>> Begin RECORDS FOR THE EXERCISE

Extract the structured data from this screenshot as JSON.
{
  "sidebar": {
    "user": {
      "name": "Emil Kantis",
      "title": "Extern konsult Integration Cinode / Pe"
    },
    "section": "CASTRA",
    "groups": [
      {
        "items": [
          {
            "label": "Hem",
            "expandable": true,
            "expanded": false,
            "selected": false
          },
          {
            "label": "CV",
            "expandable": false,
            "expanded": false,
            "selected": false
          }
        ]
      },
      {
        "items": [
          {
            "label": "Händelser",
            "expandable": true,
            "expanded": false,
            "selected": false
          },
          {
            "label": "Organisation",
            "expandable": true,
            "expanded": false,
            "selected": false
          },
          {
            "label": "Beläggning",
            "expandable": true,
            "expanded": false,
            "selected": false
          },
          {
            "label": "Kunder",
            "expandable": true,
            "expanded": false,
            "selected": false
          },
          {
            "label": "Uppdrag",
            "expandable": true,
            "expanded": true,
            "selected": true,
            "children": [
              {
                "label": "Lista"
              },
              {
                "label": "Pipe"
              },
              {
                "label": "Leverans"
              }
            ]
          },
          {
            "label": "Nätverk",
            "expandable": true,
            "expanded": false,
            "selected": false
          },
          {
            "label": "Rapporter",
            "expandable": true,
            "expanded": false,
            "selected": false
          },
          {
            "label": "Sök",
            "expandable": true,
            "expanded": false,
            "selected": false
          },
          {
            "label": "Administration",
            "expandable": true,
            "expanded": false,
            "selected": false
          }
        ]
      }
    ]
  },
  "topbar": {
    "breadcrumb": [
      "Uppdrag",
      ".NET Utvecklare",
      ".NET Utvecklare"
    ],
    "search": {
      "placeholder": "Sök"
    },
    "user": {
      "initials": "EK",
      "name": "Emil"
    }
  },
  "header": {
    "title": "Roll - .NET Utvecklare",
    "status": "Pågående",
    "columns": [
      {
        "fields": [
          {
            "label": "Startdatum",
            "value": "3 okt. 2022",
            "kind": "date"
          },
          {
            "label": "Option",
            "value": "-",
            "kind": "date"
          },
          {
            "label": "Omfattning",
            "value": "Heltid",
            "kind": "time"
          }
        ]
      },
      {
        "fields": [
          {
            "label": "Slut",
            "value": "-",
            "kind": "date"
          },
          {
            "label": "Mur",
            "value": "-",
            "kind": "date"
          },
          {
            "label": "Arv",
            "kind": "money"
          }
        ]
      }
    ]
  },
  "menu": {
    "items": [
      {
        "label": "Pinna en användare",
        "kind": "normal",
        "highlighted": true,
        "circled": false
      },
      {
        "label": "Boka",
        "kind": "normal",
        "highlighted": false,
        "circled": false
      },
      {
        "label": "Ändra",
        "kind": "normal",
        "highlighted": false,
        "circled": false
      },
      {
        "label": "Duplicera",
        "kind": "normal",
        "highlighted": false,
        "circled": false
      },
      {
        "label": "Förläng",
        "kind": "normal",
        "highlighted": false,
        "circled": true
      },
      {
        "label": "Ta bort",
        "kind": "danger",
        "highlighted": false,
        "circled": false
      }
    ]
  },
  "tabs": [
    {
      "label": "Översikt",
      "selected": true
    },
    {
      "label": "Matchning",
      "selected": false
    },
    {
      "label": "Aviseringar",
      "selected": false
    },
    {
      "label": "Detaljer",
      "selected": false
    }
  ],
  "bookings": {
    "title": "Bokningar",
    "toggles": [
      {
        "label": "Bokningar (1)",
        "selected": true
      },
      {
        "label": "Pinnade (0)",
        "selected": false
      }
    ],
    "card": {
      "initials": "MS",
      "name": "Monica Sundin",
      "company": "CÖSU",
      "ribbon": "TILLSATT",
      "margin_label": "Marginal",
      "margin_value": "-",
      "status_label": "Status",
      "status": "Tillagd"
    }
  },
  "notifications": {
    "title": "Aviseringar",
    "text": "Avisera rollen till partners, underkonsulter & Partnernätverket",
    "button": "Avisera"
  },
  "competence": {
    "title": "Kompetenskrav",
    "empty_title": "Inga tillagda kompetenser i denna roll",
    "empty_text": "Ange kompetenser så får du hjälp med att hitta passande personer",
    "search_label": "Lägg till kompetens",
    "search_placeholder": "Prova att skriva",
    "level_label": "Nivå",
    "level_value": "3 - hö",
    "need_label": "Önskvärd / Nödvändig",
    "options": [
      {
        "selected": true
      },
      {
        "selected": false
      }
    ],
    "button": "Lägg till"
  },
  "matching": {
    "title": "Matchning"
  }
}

>> End RECORDS FOR THE EXERCISE

*WHAT YOU ARE ASKED TO DO:* Find the word "name" in the entries, and copy every line it shows up in.

*IN RESPONSE:*
      "name": "Emil Kantis",
      "name": "Emil"
      "name": "Monica Sundin",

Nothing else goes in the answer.